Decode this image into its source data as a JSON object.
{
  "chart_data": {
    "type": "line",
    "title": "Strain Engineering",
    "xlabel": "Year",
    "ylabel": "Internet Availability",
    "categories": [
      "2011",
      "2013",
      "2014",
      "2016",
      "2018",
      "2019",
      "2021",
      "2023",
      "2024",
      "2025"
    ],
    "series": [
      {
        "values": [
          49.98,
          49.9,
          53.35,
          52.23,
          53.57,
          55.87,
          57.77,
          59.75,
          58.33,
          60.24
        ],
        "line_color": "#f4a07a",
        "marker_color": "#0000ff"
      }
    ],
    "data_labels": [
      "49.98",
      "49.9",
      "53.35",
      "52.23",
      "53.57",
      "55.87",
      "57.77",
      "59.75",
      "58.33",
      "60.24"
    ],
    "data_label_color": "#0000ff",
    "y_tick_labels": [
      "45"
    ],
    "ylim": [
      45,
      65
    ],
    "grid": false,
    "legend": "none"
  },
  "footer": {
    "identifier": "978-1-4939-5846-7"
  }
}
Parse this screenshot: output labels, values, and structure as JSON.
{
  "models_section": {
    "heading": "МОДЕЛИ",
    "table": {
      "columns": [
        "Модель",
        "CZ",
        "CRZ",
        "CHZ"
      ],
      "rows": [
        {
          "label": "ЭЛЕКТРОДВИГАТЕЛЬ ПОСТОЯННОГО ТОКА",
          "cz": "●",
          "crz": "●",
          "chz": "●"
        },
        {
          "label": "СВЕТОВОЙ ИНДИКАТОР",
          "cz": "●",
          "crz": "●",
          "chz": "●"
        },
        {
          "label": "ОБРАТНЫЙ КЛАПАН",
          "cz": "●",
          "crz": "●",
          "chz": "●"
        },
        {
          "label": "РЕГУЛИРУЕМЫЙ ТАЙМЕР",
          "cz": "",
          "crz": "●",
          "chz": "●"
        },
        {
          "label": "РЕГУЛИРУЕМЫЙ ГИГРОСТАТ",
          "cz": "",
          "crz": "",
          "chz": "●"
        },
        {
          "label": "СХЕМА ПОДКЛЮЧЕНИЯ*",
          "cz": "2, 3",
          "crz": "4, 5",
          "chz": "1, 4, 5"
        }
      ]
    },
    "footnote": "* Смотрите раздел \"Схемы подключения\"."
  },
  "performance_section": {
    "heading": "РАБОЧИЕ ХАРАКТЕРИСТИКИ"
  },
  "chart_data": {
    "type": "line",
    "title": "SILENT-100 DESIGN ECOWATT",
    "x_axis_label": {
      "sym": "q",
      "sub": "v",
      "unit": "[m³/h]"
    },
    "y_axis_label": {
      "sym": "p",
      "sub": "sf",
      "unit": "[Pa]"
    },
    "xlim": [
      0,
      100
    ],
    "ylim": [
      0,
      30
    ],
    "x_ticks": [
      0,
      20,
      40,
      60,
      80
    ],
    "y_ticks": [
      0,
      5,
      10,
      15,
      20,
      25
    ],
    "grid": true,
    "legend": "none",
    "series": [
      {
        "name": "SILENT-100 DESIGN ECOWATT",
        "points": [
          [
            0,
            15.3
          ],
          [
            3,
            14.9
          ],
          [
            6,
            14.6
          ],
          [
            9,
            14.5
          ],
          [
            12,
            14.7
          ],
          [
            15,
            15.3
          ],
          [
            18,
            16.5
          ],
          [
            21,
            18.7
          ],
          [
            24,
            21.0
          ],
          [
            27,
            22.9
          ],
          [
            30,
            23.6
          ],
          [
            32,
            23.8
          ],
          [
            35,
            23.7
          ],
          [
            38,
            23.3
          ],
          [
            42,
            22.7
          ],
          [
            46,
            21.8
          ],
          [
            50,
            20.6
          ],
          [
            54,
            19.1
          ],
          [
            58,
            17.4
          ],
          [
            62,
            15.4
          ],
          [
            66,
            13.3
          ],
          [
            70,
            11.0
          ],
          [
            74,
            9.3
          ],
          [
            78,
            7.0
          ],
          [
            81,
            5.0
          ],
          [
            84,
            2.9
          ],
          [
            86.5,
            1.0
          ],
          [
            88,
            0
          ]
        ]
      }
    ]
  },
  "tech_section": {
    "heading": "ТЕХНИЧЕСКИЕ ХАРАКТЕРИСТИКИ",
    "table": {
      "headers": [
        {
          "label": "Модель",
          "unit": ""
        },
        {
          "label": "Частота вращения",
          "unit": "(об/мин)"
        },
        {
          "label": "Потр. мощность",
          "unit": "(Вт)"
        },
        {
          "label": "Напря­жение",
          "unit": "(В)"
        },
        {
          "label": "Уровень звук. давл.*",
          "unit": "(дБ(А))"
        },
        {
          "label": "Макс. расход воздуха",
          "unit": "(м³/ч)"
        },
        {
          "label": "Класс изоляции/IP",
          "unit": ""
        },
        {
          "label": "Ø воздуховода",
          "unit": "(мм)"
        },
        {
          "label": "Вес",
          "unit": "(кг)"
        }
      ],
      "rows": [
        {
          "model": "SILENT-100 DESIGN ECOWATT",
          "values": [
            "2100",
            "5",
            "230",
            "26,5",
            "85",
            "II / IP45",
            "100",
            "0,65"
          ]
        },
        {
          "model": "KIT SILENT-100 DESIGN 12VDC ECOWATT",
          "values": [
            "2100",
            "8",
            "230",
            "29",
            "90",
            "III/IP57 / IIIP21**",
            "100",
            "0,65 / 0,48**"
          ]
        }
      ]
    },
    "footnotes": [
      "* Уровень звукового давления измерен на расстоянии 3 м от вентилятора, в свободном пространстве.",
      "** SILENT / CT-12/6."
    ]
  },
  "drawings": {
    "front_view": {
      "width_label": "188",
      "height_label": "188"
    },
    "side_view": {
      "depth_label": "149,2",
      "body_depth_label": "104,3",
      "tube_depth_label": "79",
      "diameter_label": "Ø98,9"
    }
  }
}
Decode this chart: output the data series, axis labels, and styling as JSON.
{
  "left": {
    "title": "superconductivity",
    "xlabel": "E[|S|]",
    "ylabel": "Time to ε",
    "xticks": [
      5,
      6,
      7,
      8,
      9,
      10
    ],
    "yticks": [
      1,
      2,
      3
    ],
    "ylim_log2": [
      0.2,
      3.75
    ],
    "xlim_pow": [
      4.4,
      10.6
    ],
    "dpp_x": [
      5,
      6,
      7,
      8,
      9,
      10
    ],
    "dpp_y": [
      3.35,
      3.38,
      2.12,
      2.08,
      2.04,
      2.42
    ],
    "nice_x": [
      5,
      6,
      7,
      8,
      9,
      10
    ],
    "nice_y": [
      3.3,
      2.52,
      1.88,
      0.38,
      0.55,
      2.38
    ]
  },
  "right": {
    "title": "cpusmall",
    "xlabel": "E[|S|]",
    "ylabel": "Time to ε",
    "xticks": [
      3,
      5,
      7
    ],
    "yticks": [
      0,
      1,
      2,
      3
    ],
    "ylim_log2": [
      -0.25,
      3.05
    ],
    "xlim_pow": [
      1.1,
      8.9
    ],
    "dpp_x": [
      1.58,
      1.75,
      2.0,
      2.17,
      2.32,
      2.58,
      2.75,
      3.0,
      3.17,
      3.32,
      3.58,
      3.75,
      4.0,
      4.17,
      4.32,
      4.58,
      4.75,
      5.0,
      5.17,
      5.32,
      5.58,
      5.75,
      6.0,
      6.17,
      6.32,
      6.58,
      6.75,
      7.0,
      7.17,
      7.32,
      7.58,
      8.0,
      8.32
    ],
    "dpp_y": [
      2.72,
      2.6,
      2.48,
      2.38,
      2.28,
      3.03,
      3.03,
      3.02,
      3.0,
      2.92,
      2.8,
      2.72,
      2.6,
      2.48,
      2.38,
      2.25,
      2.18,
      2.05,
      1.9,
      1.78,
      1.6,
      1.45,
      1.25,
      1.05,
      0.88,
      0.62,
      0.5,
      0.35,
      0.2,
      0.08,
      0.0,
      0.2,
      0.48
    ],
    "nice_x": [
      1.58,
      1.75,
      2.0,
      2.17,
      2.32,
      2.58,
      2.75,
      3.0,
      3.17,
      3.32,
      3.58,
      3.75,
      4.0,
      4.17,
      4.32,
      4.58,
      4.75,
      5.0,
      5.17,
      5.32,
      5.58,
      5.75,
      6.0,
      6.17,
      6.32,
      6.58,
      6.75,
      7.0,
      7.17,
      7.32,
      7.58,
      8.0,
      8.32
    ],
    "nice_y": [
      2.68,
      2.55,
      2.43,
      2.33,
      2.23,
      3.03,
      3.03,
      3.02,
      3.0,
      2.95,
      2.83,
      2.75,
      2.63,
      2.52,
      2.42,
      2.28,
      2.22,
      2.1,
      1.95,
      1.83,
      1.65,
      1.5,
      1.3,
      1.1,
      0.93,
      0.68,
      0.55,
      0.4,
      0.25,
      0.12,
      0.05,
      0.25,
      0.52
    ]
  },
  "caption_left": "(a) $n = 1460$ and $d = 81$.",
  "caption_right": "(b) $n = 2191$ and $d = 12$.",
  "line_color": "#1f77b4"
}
────
**The request:** Look through the entries above. Extract each line with the word "values".

**Output below:**
        "values": [
Parse this screenshot: output labels, values, and structure as JSON.
          "values": [
          "values": [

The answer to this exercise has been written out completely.